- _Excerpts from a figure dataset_
**********

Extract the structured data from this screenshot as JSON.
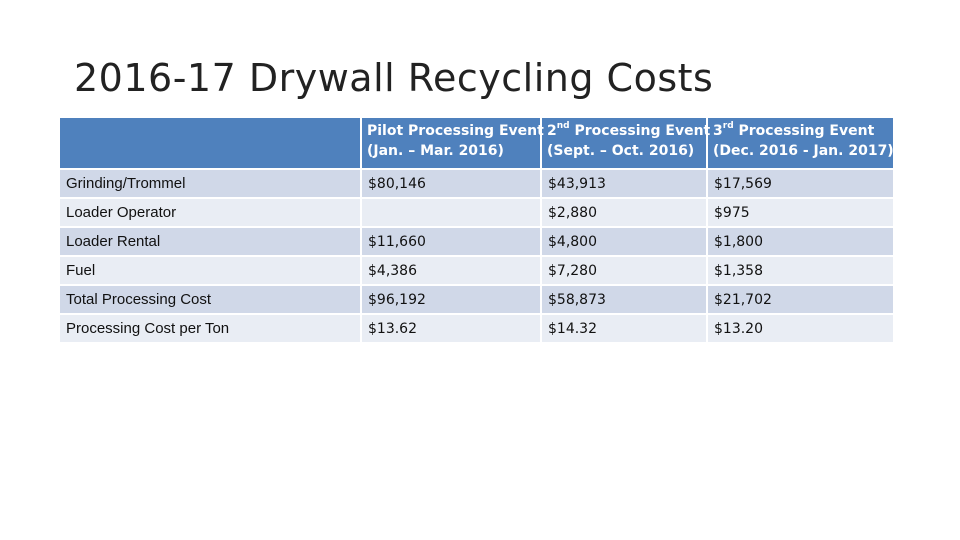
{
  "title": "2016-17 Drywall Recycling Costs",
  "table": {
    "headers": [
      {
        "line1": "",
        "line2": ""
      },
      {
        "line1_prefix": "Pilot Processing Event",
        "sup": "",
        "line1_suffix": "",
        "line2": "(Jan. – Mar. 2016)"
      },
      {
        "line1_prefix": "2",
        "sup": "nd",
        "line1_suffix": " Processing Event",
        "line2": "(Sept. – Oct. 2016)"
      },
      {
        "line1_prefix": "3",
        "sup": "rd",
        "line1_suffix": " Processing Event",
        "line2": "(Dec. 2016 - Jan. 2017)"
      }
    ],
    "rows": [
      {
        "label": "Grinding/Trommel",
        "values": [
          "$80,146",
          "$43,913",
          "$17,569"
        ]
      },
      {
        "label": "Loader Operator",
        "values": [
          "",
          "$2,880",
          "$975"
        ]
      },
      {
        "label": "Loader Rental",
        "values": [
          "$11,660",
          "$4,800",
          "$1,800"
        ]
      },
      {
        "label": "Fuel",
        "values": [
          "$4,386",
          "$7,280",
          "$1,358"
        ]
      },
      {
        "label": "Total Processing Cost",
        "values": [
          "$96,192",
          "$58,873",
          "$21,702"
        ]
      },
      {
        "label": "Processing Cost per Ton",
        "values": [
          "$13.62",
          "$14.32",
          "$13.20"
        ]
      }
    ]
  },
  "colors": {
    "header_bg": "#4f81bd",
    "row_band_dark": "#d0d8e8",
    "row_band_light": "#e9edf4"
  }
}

**********

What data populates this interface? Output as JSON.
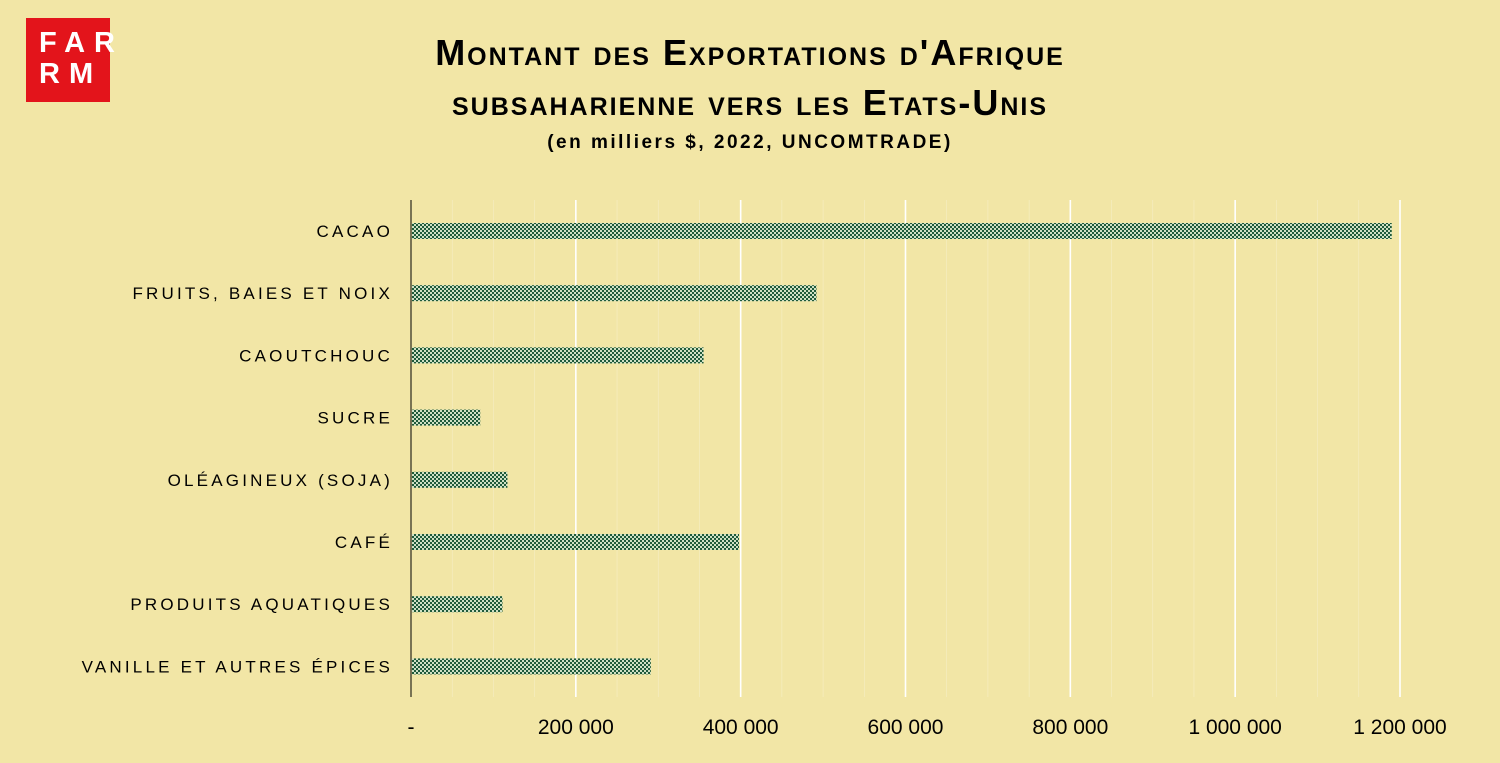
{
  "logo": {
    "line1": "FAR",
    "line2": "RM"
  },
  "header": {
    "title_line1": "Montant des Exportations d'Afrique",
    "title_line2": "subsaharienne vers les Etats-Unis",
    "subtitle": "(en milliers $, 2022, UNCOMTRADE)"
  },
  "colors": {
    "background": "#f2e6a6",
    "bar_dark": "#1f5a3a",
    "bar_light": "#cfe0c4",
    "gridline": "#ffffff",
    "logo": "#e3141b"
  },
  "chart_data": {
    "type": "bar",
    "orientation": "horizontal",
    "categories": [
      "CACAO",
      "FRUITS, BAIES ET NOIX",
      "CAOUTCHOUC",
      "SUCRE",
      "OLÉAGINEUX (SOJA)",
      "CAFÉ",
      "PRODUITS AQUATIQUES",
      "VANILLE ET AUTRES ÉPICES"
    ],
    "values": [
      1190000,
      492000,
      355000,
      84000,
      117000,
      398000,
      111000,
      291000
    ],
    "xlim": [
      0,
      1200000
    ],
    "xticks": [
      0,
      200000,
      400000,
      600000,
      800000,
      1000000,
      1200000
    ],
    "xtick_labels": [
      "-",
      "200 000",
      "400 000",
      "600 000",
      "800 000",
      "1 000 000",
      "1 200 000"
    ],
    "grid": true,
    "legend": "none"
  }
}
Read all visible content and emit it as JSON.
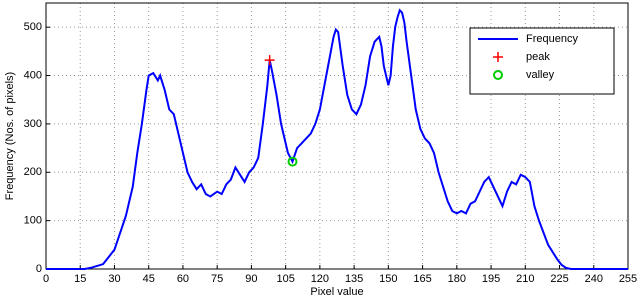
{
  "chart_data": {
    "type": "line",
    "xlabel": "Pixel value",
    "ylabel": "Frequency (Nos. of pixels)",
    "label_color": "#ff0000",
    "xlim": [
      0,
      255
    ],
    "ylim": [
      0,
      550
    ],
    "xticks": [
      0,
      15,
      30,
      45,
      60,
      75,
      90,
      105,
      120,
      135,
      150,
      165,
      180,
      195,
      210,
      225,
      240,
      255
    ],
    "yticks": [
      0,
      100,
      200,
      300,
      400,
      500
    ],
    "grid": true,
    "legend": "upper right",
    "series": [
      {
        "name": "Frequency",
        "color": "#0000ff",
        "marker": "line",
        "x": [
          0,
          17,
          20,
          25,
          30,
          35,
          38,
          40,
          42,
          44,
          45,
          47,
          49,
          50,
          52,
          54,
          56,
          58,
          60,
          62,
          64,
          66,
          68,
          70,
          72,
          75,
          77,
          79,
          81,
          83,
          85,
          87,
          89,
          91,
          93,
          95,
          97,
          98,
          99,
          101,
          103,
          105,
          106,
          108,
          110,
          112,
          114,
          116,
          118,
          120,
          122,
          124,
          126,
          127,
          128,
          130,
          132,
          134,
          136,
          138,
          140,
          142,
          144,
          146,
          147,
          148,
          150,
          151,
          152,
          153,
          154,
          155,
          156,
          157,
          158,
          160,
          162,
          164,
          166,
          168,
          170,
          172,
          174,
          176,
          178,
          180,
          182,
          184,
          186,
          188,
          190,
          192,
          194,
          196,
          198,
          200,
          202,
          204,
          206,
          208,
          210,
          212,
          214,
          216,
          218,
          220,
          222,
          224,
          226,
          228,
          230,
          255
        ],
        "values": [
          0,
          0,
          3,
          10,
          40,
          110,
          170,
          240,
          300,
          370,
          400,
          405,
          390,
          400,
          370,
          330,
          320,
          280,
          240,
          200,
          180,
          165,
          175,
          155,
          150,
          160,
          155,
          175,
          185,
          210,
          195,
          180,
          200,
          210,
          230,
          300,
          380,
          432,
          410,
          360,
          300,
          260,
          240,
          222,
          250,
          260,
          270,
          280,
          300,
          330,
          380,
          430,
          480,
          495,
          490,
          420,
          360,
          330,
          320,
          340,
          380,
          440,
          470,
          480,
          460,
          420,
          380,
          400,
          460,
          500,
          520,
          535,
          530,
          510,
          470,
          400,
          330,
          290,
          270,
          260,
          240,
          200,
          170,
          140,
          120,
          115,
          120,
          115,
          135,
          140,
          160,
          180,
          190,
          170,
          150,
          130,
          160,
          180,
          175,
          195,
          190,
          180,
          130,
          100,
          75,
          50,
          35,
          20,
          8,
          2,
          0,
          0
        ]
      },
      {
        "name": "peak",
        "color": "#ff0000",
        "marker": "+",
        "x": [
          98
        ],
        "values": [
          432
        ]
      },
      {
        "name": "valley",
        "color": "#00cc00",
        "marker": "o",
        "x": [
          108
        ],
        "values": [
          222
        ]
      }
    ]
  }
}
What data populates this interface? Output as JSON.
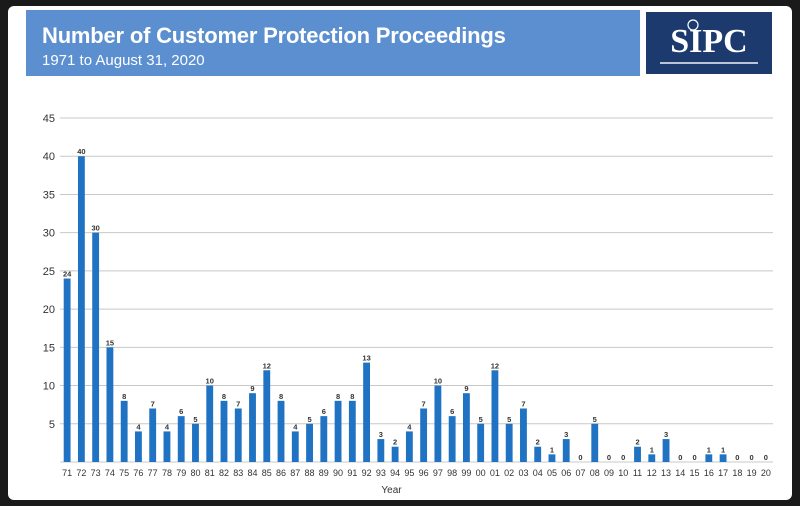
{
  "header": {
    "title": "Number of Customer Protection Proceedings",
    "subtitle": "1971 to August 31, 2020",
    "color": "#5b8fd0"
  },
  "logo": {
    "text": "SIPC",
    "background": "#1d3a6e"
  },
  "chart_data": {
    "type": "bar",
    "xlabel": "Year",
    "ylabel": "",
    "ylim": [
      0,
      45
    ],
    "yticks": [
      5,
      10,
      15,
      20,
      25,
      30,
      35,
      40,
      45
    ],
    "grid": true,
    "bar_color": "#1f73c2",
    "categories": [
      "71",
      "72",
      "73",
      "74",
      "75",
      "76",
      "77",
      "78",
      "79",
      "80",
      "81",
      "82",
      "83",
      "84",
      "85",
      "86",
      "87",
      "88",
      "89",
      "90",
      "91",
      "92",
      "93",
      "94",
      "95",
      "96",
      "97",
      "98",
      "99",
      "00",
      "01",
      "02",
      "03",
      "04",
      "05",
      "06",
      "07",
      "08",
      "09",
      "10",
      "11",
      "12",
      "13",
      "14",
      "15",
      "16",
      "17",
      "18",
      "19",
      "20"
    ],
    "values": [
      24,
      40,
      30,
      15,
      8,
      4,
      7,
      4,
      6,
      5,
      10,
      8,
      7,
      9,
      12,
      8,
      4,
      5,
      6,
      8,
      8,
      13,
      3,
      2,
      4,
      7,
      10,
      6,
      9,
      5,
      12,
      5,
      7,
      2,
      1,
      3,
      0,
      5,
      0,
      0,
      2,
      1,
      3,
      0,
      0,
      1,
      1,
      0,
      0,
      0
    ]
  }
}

**********

- _THE TASK_
Search the lines for the string "Loader" and copy every line that has it.

- _OUTPUT FOR THIS EXERCISE_
        "label": "Loader Operator",
        "label": "Loader Rental",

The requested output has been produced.